§ **Task brief**: Show all lines that include the string "ALTA"; copy each one.

§ **Records provided**:
-*-*-
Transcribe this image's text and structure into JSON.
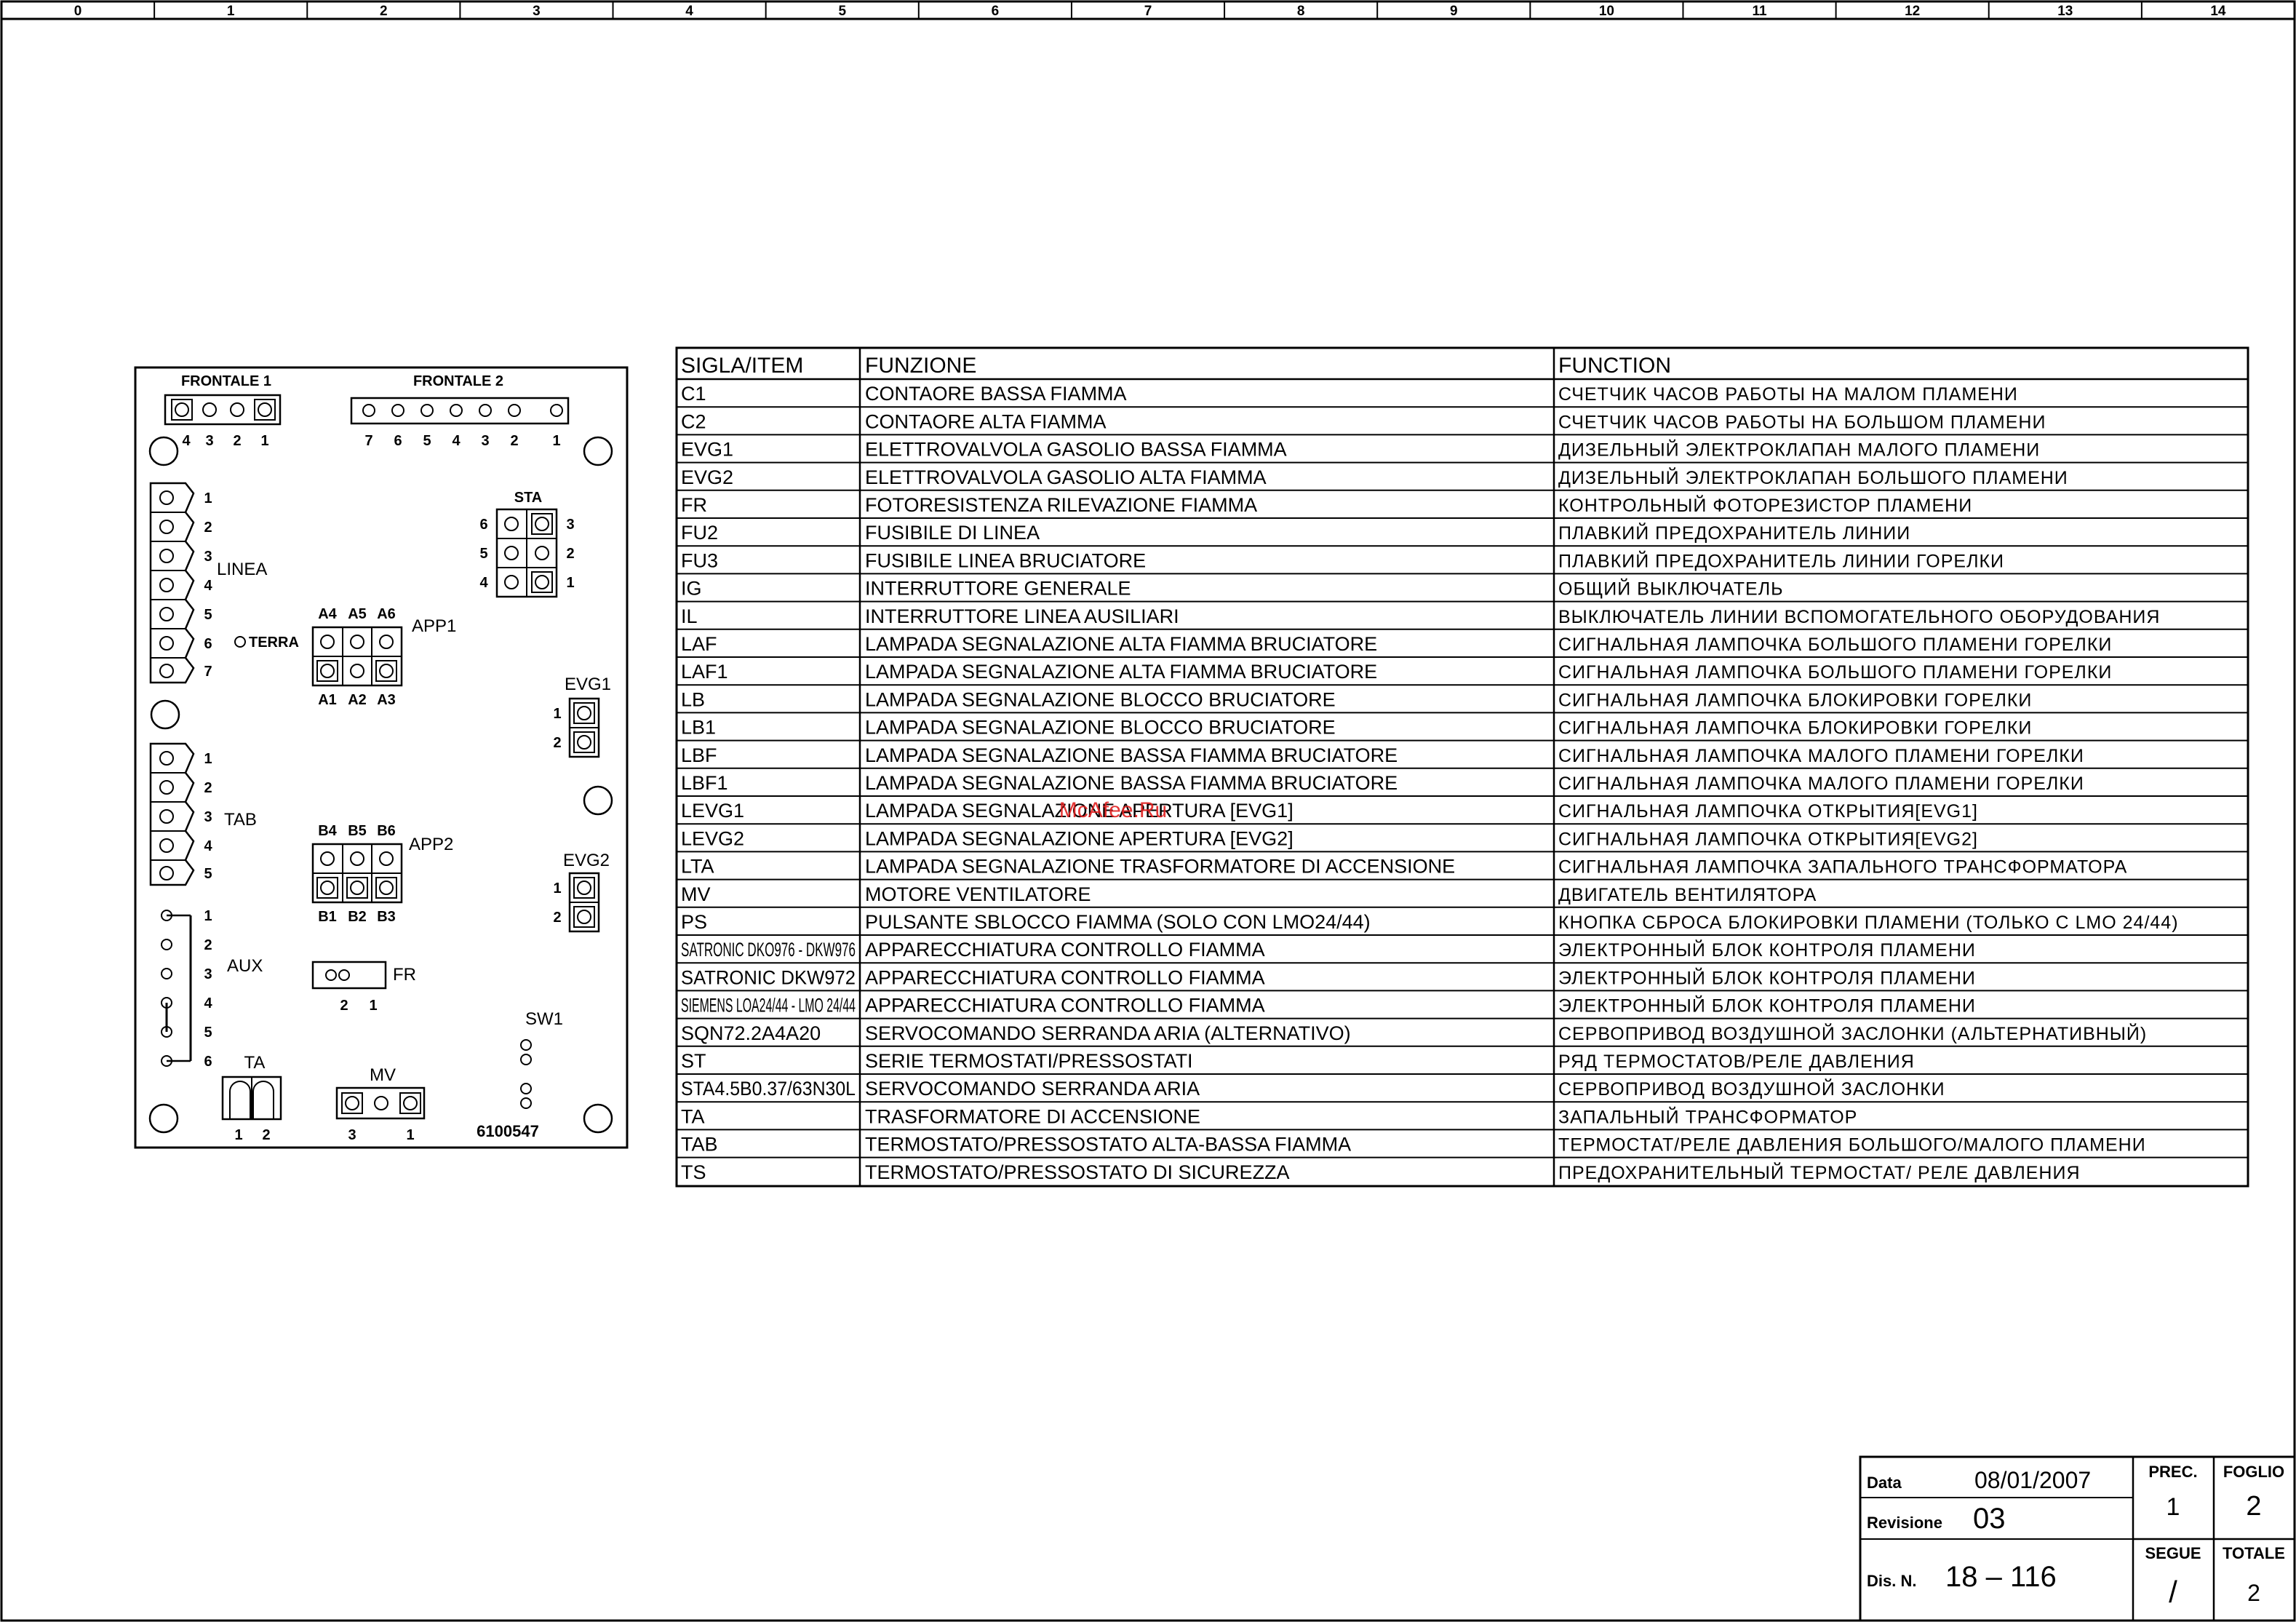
{
  "ruler": [
    "0",
    "1",
    "2",
    "3",
    "4",
    "5",
    "6",
    "7",
    "8",
    "9",
    "10",
    "11",
    "12",
    "13",
    "14"
  ],
  "board": {
    "frontale1": {
      "label": "FRONTALE 1",
      "pins": [
        "4",
        "3",
        "2",
        "1"
      ]
    },
    "frontale2": {
      "label": "FRONTALE 2",
      "pins": [
        "7",
        "6",
        "5",
        "4",
        "3",
        "2",
        "1"
      ]
    },
    "sta": {
      "label": "STA",
      "left_pins": [
        "6",
        "5",
        "4"
      ],
      "right_pins": [
        "3",
        "2",
        "1"
      ]
    },
    "linea": {
      "label": "LINEA",
      "pins": [
        "1",
        "2",
        "3",
        "4",
        "5",
        "6",
        "7"
      ],
      "terra": "TERRA"
    },
    "app1": {
      "label": "APP1",
      "top": [
        "A4",
        "A5",
        "A6"
      ],
      "bottom": [
        "A1",
        "A2",
        "A3"
      ]
    },
    "evg1": {
      "label": "EVG1",
      "pins": [
        "1",
        "2"
      ]
    },
    "tab": {
      "label": "TAB",
      "pins": [
        "1",
        "2",
        "3",
        "4",
        "5"
      ]
    },
    "app2": {
      "label": "APP2",
      "top": [
        "B4",
        "B5",
        "B6"
      ],
      "bottom": [
        "B1",
        "B2",
        "B3"
      ]
    },
    "evg2": {
      "label": "EVG2",
      "pins": [
        "1",
        "2"
      ]
    },
    "aux": {
      "label": "AUX",
      "pins": [
        "1",
        "2",
        "3",
        "4",
        "5",
        "6"
      ]
    },
    "fr": {
      "label": "FR",
      "pins": [
        "2",
        "1"
      ]
    },
    "sw1": {
      "label": "SW1"
    },
    "ta": {
      "label": "TA",
      "pins": [
        "1",
        "2"
      ]
    },
    "mv": {
      "label": "MV",
      "pins": [
        "3",
        "1"
      ]
    },
    "code": "6100547"
  },
  "table": {
    "headers": [
      "SIGLA/ITEM",
      "FUNZIONE",
      "FUNCTION"
    ],
    "rows": [
      [
        "C1",
        "CONTAORE BASSA FIAMMA",
        "СЧЕТЧИК ЧАСОВ РАБОТЫ НА МАЛОМ ПЛАМЕНИ"
      ],
      [
        "C2",
        "CONTAORE ALTA FIAMMA",
        "СЧЕТЧИК ЧАСОВ РАБОТЫ НА БОЛЬШОМ ПЛАМЕНИ"
      ],
      [
        "EVG1",
        "ELETTROVALVOLA GASOLIO BASSA FIAMMA",
        "ДИЗЕЛЬНЫЙ ЭЛЕКТРОКЛАПАН МАЛОГО ПЛАМЕНИ"
      ],
      [
        "EVG2",
        "ELETTROVALVOLA GASOLIO ALTA FIAMMA",
        "ДИЗЕЛЬНЫЙ ЭЛЕКТРОКЛАПАН БОЛЬШОГО ПЛАМЕНИ"
      ],
      [
        "FR",
        "FOTORESISTENZA RILEVAZIONE FIAMMA",
        "КОНТРОЛЬНЫЙ ФОТОРЕЗИСТОР ПЛАМЕНИ"
      ],
      [
        "FU2",
        "FUSIBILE DI LINEA",
        "ПЛАВКИЙ ПРЕДОХРАНИТЕЛЬ ЛИНИИ"
      ],
      [
        "FU3",
        "FUSIBILE LINEA BRUCIATORE",
        "ПЛАВКИЙ ПРЕДОХРАНИТЕЛЬ ЛИНИИ ГОРЕЛКИ"
      ],
      [
        "IG",
        "INTERRUTTORE GENERALE",
        "ОБЩИЙ ВЫКЛЮЧАТЕЛЬ"
      ],
      [
        "IL",
        "INTERRUTTORE LINEA AUSILIARI",
        "ВЫКЛЮЧАТЕЛЬ ЛИНИИ ВСПОМОГАТЕЛЬНОГО ОБОРУДОВАНИЯ"
      ],
      [
        "LAF",
        "LAMPADA SEGNALAZIONE ALTA FIAMMA BRUCIATORE",
        "СИГНАЛЬНАЯ ЛАМПОЧКА БОЛЬШОГО ПЛАМЕНИ ГОРЕЛКИ"
      ],
      [
        "LAF1",
        "LAMPADA SEGNALAZIONE ALTA FIAMMA BRUCIATORE",
        "СИГНАЛЬНАЯ ЛАМПОЧКА БОЛЬШОГО ПЛАМЕНИ ГОРЕЛКИ"
      ],
      [
        "LB",
        "LAMPADA SEGNALAZIONE BLOCCO BRUCIATORE",
        "СИГНАЛЬНАЯ ЛАМПОЧКА  БЛОКИРОВКИ ГОРЕЛКИ"
      ],
      [
        "LB1",
        "LAMPADA SEGNALAZIONE BLOCCO BRUCIATORE",
        "СИГНАЛЬНАЯ ЛАМПОЧКА  БЛОКИРОВКИ ГОРЕЛКИ"
      ],
      [
        "LBF",
        "LAMPADA SEGNALAZIONE BASSA FIAMMA BRUCIATORE",
        "СИГНАЛЬНАЯ ЛАМПОЧКА МАЛОГО ПЛАМЕНИ ГОРЕЛКИ"
      ],
      [
        "LBF1",
        "LAMPADA SEGNALAZIONE BASSA FIAMMA BRUCIATORE",
        "СИГНАЛЬНАЯ ЛАМПОЧКА МАЛОГО ПЛАМЕНИ ГОРЕЛКИ"
      ],
      [
        "LEVG1",
        "LAMPADA SEGNALAZIONE APERTURA [EVG1]",
        "СИГНАЛЬНАЯ ЛАМПОЧКА ОТКРЫТИЯ[EVG1]"
      ],
      [
        "LEVG2",
        "LAMPADA SEGNALAZIONE APERTURA [EVG2]",
        "СИГНАЛЬНАЯ ЛАМПОЧКА ОТКРЫТИЯ[EVG2]"
      ],
      [
        "LTA",
        "LAMPADA SEGNALAZIONE TRASFORMATORE DI ACCENSIONE",
        "СИГНАЛЬНАЯ ЛАМПОЧКА ЗАПАЛЬНОГО ТРАНСФОРМАТОРА"
      ],
      [
        "MV",
        "MOTORE VENTILATORE",
        "ДВИГАТЕЛЬ ВЕНТИЛЯТОРА"
      ],
      [
        "PS",
        "PULSANTE SBLOCCO FIAMMA (SOLO CON LMO24/44)",
        "КНОПКА СБРОСА БЛОКИРОВКИ ПЛАМЕНИ (ТОЛЬКО С LMO 24/44)"
      ],
      [
        "SATRONIC DKO976 - DKW976",
        "APPARECCHIATURA CONTROLLO FIAMMA",
        "ЭЛЕКТРОННЫЙ БЛОК КОНТРОЛЯ ПЛАМЕНИ"
      ],
      [
        "SATRONIC DKW972",
        "APPARECCHIATURA CONTROLLO FIAMMA",
        "ЭЛЕКТРОННЫЙ БЛОК КОНТРОЛЯ ПЛАМЕНИ"
      ],
      [
        "SIEMENS LOA24/44 - LMO 24/44",
        "APPARECCHIATURA CONTROLLO FIAMMA",
        "ЭЛЕКТРОННЫЙ БЛОК КОНТРОЛЯ ПЛАМЕНИ"
      ],
      [
        "SQN72.2A4A20",
        "SERVOCOMANDO SERRANDA ARIA (ALTERNATIVO)",
        "СЕРВОПРИВОД  ВОЗДУШНОЙ ЗАСЛОНКИ (АЛЬТЕРНАТИВНЫЙ)"
      ],
      [
        "ST",
        "SERIE TERMOSTATI/PRESSOSTATI",
        "РЯД ТЕРМОСТАТОВ/РЕЛЕ ДАВЛЕНИЯ"
      ],
      [
        "STA4.5B0.37/63N30L",
        "SERVOCOMANDO SERRANDA ARIA",
        "СЕРВОПРИВОД  ВОЗДУШНОЙ ЗАСЛОНКИ"
      ],
      [
        "TA",
        "TRASFORMATORE DI ACCENSIONE",
        "ЗАПАЛЬНЫЙ ТРАНСФОРМАТОР"
      ],
      [
        "TAB",
        "TERMOSTATO/PRESSOSTATO ALTA-BASSA FIAMMA",
        "ТЕРМОСТАТ/РЕЛЕ ДАВЛЕНИЯ БОЛЬШОГО/МАЛОГО ПЛАМЕНИ"
      ],
      [
        "TS",
        "TERMOSTATO/PRESSOSTATO DI SICUREZZA",
        "ПРЕДОХРАНИТЕЛЬНЫЙ ТЕРМОСТАТ/ РЕЛЕ ДАВЛЕНИЯ"
      ]
    ]
  },
  "watermark": "McAfee.Ru",
  "watermark_color": "#e02020",
  "title_block": {
    "data_label": "Data",
    "data_value": "08/01/2007",
    "revisione_label": "Revisione",
    "revisione_value": "03",
    "dis_label": "Dis. N.",
    "dis_value": "18 – 116",
    "prec_label": "PREC.",
    "prec_value": "1",
    "foglio_label": "FOGLIO",
    "foglio_value": "2",
    "segue_label": "SEGUE",
    "segue_value": "/",
    "totale_label": "TOTALE",
    "totale_value": "2"
  }
}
-*-*-
§ **Result of this exercise**:
        "CONTAORE ALTA FIAMMA",
        "ELETTROVALVOLA GASOLIO ALTA FIAMMA",
        "LAMPADA SEGNALAZIONE ALTA FIAMMA BRUCIATORE",
        "LAMPADA SEGNALAZIONE ALTA FIAMMA BRUCIATORE",
        "TERMOSTATO/PRESSOSTATO ALTA-BASSA FIAMMA",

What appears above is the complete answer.